> _Records for this exercise_:
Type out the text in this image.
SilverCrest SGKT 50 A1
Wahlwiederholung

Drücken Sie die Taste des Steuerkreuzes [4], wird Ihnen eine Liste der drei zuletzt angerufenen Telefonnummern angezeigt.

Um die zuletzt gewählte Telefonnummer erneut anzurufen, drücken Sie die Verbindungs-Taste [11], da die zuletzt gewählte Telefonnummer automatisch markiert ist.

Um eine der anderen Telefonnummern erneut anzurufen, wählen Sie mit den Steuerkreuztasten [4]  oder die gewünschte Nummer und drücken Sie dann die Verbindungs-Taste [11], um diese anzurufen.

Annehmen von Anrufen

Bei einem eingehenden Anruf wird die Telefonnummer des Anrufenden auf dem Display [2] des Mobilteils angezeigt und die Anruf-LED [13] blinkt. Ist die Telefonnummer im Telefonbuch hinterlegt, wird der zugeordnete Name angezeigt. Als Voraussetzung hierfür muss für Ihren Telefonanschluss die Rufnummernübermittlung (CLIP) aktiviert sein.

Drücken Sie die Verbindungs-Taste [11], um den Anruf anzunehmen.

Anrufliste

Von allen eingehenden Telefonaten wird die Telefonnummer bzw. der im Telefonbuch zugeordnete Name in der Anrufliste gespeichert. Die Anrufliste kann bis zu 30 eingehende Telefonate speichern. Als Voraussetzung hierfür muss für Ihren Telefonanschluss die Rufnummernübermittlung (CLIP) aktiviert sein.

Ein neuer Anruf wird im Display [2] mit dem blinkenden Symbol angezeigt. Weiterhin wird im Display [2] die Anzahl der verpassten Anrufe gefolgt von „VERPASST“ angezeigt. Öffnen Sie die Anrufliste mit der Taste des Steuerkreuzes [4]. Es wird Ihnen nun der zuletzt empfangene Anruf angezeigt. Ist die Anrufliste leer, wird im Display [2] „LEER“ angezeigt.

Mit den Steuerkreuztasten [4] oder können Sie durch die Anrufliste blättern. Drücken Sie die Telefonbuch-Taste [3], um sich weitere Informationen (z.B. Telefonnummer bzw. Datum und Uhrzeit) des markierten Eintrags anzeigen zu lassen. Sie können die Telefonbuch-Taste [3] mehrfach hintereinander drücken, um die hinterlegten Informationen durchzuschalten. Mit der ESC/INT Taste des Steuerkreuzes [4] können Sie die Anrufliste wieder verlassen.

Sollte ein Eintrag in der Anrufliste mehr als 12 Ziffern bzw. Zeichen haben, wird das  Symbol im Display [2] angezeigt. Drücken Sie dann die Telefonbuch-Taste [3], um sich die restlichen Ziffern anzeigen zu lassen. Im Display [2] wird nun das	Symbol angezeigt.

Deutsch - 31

> _Task_: Copy every line of the records word for word.

> _Expected answer_:
Type out the text in this image.
SilverCrest SGKT 50 A1
Wahlwiederholung

Drücken Sie die Taste des Steuerkreuzes [4], wird Ihnen eine Liste der drei zuletzt angerufenen Telefonnummern angezeigt.

Um die zuletzt gewählte Telefonnummer erneut anzurufen, drücken Sie die Verbindungs-Taste [11], da die zuletzt gewählte Telefonnummer automatisch markiert ist.

Um eine der anderen Telefonnummern erneut anzurufen, wählen Sie mit den Steuerkreuztasten [4]  oder die gewünschte Nummer und drücken Sie dann die Verbindungs-Taste [11], um diese anzurufen.

Annehmen von Anrufen

Bei einem eingehenden Anruf wird die Telefonnummer des Anrufenden auf dem Display [2] des Mobilteils angezeigt und die Anruf-LED [13] blinkt. Ist die Telefonnummer im Telefonbuch hinterlegt, wird der zugeordnete Name angezeigt. Als Voraussetzung hierfür muss für Ihren Telefonanschluss die Rufnummernübermittlung (CLIP) aktiviert sein.

Drücken Sie die Verbindungs-Taste [11], um den Anruf anzunehmen.

Anrufliste

Von allen eingehenden Telefonaten wird die Telefonnummer bzw. der im Telefonbuch zugeordnete Name in der Anrufliste gespeichert. Die Anrufliste kann bis zu 30 eingehende Telefonate speichern. Als Voraussetzung hierfür muss für Ihren Telefonanschluss die Rufnummernübermittlung (CLIP) aktiviert sein.

Ein neuer Anruf wird im Display [2] mit dem blinkenden Symbol angezeigt. Weiterhin wird im Display [2] die Anzahl der verpassten Anrufe gefolgt von „VERPASST“ angezeigt. Öffnen Sie die Anrufliste mit der Taste des Steuerkreuzes [4]. Es wird Ihnen nun der zuletzt empfangene Anruf angezeigt. Ist die Anrufliste leer, wird im Display [2] „LEER“ angezeigt.

Mit den Steuerkreuztasten [4] oder können Sie durch die Anrufliste blättern. Drücken Sie die Telefonbuch-Taste [3], um sich weitere Informationen (z.B. Telefonnummer bzw. Datum und Uhrzeit) des markierten Eintrags anzeigen zu lassen. Sie können die Telefonbuch-Taste [3] mehrfach hintereinander drücken, um die hinterlegten Informationen durchzuschalten. Mit der ESC/INT Taste des Steuerkreuzes [4] können Sie die Anrufliste wieder verlassen.

Sollte ein Eintrag in der Anrufliste mehr als 12 Ziffern bzw. Zeichen haben, wird das  Symbol im Display [2] angezeigt. Drücken Sie dann die Telefonbuch-Taste [3], um sich die restlichen Ziffern anzeigen zu lassen. Im Display [2] wird nun das	Symbol angezeigt.

Deutsch - 31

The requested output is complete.